(Collection entries)
>> start

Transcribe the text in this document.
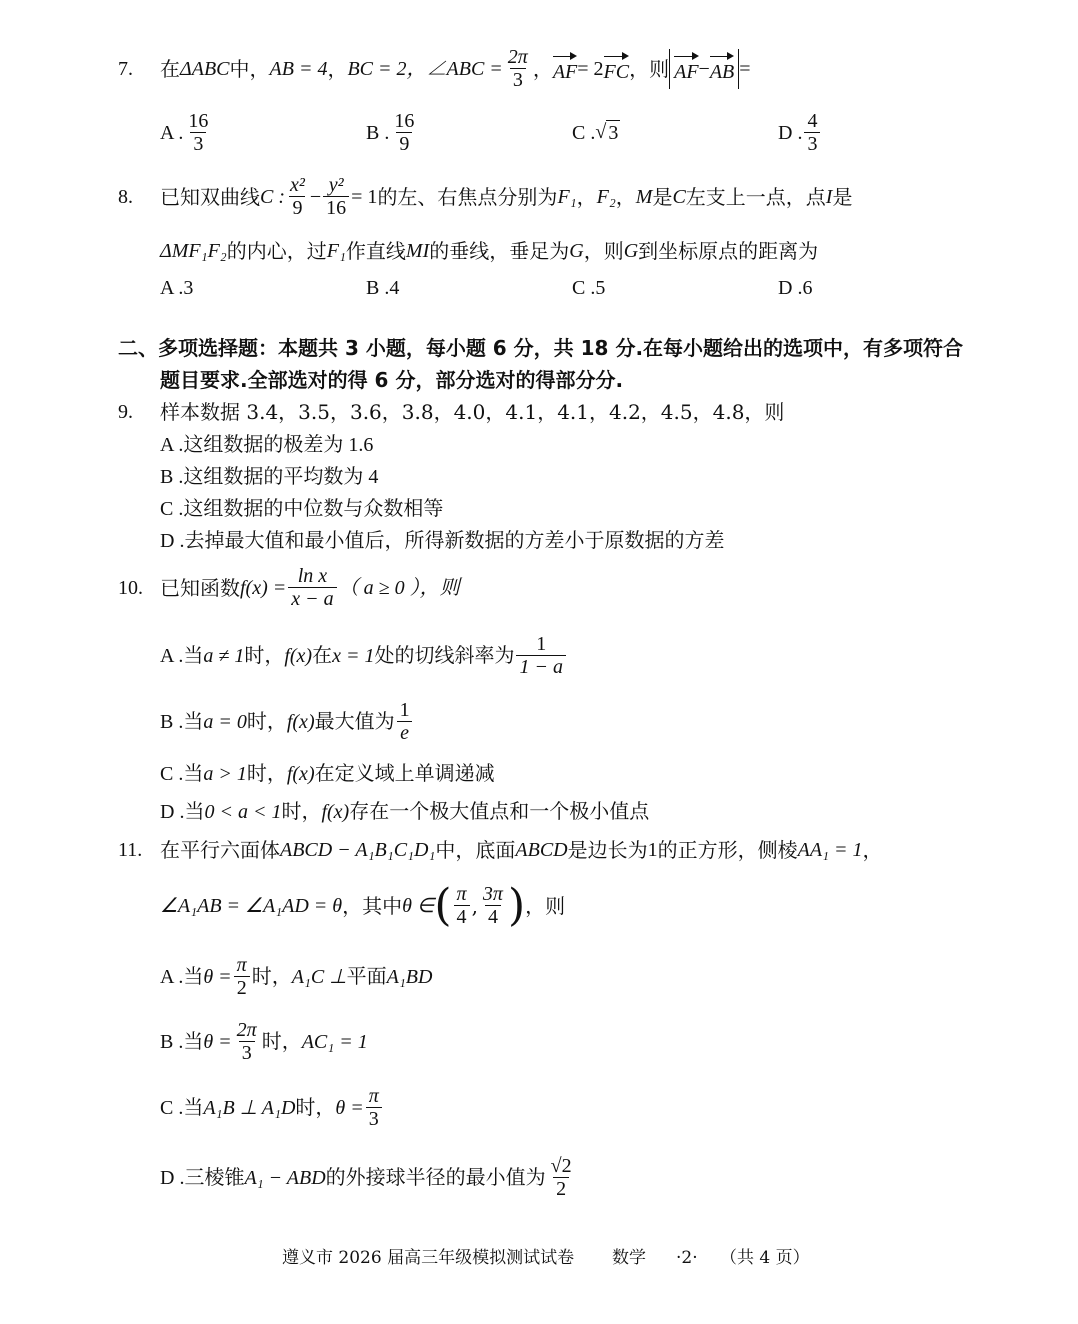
7.	在 ΔABC 中， AB = 4 ， BC = 2 ，∠ABC = $\frac{2\pi}{3}$ ， AF = 2 FC ，则 AF − AB =
A . $\frac{16}{3}$	B . $\frac{16}{9}$	C . √ 3	D . $\frac{4}{3}$
8.	已知双曲线 C : $\frac{\text{x²}}{9} - \frac{\text{y²}}{16} = 1$ 的左、右焦点分别为 F₁ ， F₂ ， M 是 C 左支上一点，点 I 是
ΔMF₁F₂ 的内心，过 F₁ 作直线 MI 的垂线，垂足为 G ，则 G 到坐标原点的距离为
A .3	B .4	C .5	D .6
二、多项选择题：本题共 3 小题，每小题 6 分，共 18 分.在每小题给出的选项中，有多项符合
题目要求.全部选对的得 6 分，部分选对的得部分分.
9.	样本数据 3.4，3.5，3.6，3.8，4.0，4.1，4.1，4.2，4.5，4.8，则
A .这组数据的极差为 1.6
B .这组数据的平均数为 4
C .这组数据的中位数与众数相等
D .去掉最大值和最小值后，所得新数据的方差小于原数据的方差
10. 已知函数 $f(x) = \frac{\text{ln x}}{x - a}$ （ a ≥ 0 ），则
A .当 a ≠ 1 时， f(x) 在 x = 1 处的切线斜率为 $\frac{1}{1 - a}$
B .当 a = 0 时， f(x) 最大值为 $\frac{1}{e}$
C .当 a > 1 时， f(x) 在定义域上单调递减
D .当 0 < a < 1 时， f(x) 存在一个极大值点和一个极小值点
11. 在平行六面体 ABCD − A₁B₁C₁D₁ 中，底面 ABCD 是边长为 1 的正方形，侧棱 AA₁ = 1 ，
∠A₁AB = ∠A₁AD = θ ，其中 θ ∈ ( $\frac{\pi}{4}$ , $\frac{3\pi}{4}$ ) ，则
A .当 $\theta = \frac{\pi}{2}$ 时， A₁C ⊥ 平面 A₁BD
B .当 $\theta = \frac{2\pi}{3}$ 时， AC₁ = 1
C .当 A₁B ⊥ A₁D 时， $\theta = \frac{\pi}{3}$
D .三棱锥 A₁ − ABD 的外接球半径的最小值为 $\frac{√2}{2}$
遵义市 2026 届高三年级模拟测试试卷 数学 ·2· （共 4 页）
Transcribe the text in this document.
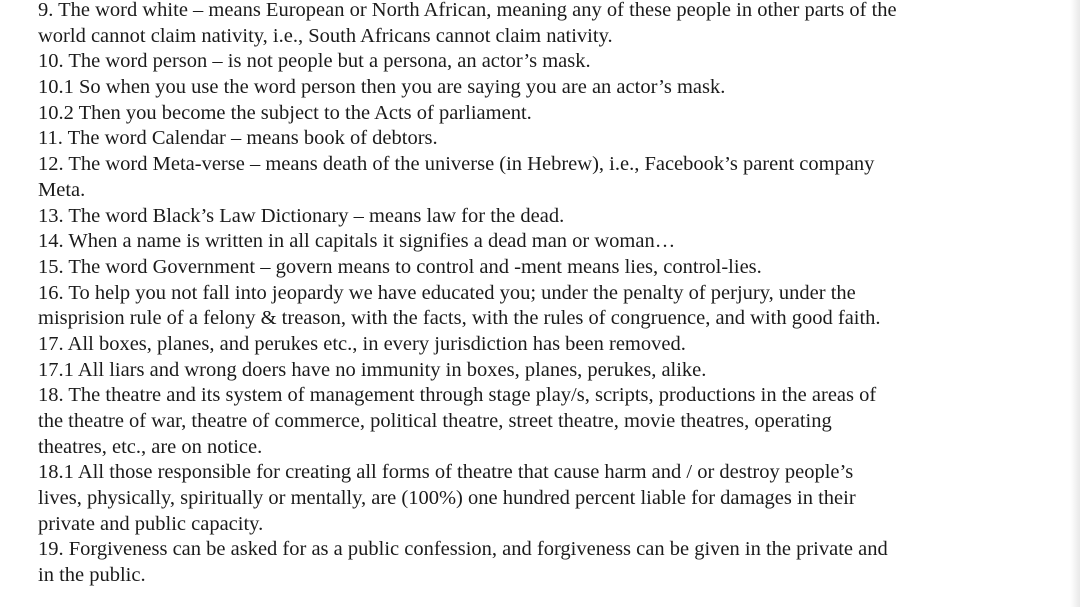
9. The word white – means European or North African, meaning any of these people in other parts of the
world cannot claim nativity, i.e., South Africans cannot claim nativity.
10. The word person – is not people but a persona, an actor’s mask.
10.1 So when you use the word person then you are saying you are an actor’s mask.
10.2 Then you become the subject to the Acts of parliament.
11. The word Calendar – means book of debtors.
12. The word Meta-verse – means death of the universe (in Hebrew), i.e., Facebook’s parent company
Meta.
13. The word Black’s Law Dictionary – means law for the dead.
14. When a name is written in all capitals it signifies a dead man or woman…
15. The word Government – govern means to control and -ment means lies, control-lies.
16. To help you not fall into jeopardy we have educated you; under the penalty of perjury, under the
misprision rule of a felony & treason, with the facts, with the rules of congruence, and with good faith.
17. All boxes, planes, and perukes etc., in every jurisdiction has been removed.
17.1 All liars and wrong doers have no immunity in boxes, planes, perukes, alike.
18. The theatre and its system of management through stage play/s, scripts, productions in the areas of
the theatre of war, theatre of commerce, political theatre, street theatre, movie theatres, operating
theatres, etc., are on notice.
18.1 All those responsible for creating all forms of theatre that cause harm and / or destroy people’s
lives, physically, spiritually or mentally, are (100%) one hundred percent liable for damages in their
private and public capacity.
19. Forgiveness can be asked for as a public confession, and forgiveness can be given in the private and
in the public.
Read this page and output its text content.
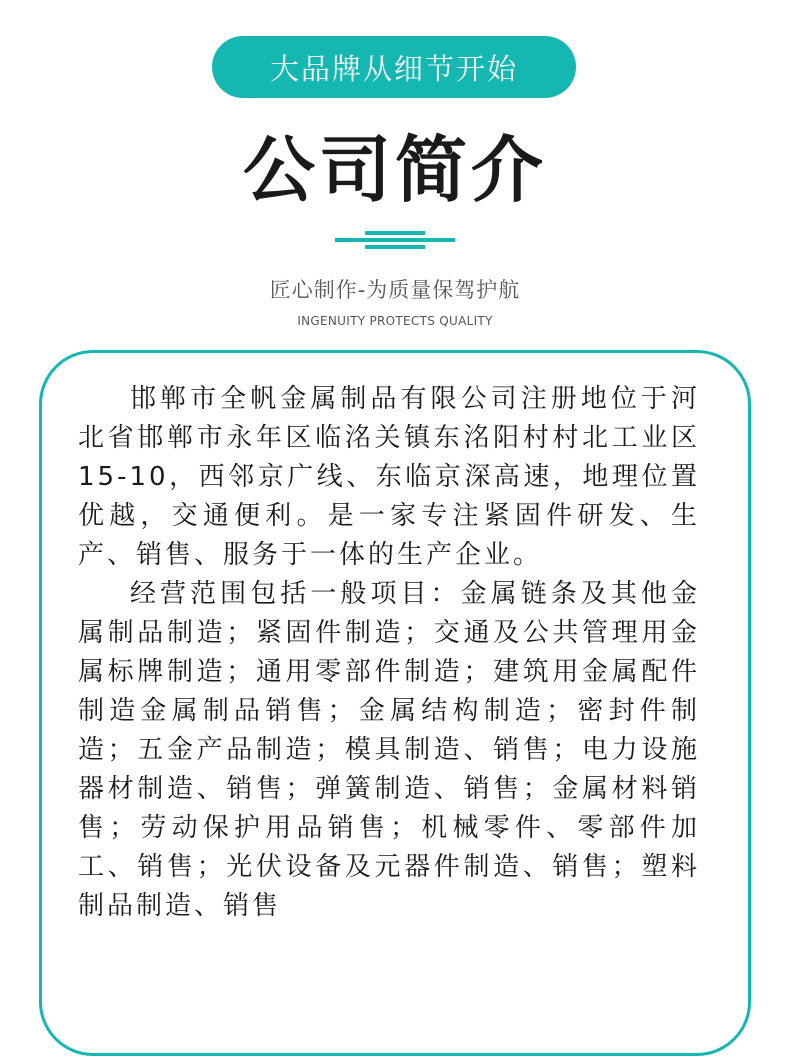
大品牌从细节开始
公司简介
匠心制作-为质量保驾护航
INGENUITY PROTECTS QUALITY

邯郸市全帆金属制品有限公司注册地位于河北省邯郸市永年区临洺关镇东洺阳村村北工业区15-10，西邻京广线、东临京深高速，地理位置优越，交通便利。是一家专注紧固件研发、生产、销售、服务于一体的生产企业。

经营范围包括一般项目：金属链条及其他金属制品制造；紧固件制造；交通及公共管理用金属标牌制造；通用零部件制造；建筑用金属配件制造金属制品销售；金属结构制造；密封件制造；五金产品制造；模具制造、销售；电力设施器材制造、销售；弹簧制造、销售；金属材料销售；劳动保护用品销售；机械零件、零部件加工、销售；光伏设备及元器件制造、销售；塑料制品制造、销售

>> end

**Written problem**
All lines that include "private" are to be gathered and copied.

**The response**
private and public capacity.
19. Forgiveness can be asked for as a public confession, and forgiveness can be given in the private and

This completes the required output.